- Stored records:
====================

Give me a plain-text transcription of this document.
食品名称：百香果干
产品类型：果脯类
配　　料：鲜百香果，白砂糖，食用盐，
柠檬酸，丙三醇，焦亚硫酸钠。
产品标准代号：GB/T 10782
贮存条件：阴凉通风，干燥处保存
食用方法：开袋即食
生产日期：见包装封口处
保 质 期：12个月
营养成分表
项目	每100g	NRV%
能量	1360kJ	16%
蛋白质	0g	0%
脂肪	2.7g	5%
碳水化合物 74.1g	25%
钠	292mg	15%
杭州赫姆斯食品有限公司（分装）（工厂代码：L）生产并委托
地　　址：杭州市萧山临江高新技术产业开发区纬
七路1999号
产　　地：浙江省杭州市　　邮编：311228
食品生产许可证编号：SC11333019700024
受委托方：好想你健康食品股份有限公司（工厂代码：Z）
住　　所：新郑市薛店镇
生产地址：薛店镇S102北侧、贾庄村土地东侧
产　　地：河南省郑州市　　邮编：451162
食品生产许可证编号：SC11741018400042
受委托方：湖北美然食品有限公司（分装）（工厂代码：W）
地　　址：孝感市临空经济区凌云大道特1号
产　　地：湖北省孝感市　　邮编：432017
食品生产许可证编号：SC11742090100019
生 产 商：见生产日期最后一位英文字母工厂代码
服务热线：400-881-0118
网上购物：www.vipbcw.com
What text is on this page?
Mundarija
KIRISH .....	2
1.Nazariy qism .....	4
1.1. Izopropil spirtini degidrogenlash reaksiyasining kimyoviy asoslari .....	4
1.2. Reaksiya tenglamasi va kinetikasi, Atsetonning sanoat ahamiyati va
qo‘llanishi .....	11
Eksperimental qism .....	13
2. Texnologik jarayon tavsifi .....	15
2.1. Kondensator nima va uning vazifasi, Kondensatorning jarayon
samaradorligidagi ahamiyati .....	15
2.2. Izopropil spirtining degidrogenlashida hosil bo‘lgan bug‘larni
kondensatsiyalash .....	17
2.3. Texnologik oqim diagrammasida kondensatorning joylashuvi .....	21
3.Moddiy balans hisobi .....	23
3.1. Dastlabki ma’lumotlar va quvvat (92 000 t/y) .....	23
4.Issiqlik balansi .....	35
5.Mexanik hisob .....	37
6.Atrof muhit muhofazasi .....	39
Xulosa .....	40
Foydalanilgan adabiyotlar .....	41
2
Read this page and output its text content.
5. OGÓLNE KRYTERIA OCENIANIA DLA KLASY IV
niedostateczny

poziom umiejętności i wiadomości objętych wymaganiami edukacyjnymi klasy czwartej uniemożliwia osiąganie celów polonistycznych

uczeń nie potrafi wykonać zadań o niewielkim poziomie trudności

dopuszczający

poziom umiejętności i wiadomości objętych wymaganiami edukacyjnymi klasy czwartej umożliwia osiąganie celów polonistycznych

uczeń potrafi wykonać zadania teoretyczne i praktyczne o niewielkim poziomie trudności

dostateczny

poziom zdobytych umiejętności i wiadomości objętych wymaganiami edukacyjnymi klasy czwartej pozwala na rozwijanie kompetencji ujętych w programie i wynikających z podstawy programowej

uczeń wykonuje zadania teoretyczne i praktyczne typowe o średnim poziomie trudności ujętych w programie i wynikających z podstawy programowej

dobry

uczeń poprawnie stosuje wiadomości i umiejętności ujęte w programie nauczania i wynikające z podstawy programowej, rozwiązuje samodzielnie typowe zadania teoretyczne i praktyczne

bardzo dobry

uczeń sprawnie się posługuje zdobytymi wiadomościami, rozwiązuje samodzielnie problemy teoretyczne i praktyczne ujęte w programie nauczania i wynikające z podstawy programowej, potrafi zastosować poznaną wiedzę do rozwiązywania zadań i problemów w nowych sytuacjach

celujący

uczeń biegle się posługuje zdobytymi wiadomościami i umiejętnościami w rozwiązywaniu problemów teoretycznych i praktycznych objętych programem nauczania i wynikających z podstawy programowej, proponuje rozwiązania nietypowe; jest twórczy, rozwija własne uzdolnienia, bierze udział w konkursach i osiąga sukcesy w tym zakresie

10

====================

- Objective: What is the number of lines in the listing that include the word "ahamiyati"? Give that number and nothing else.

- Solved problem: 2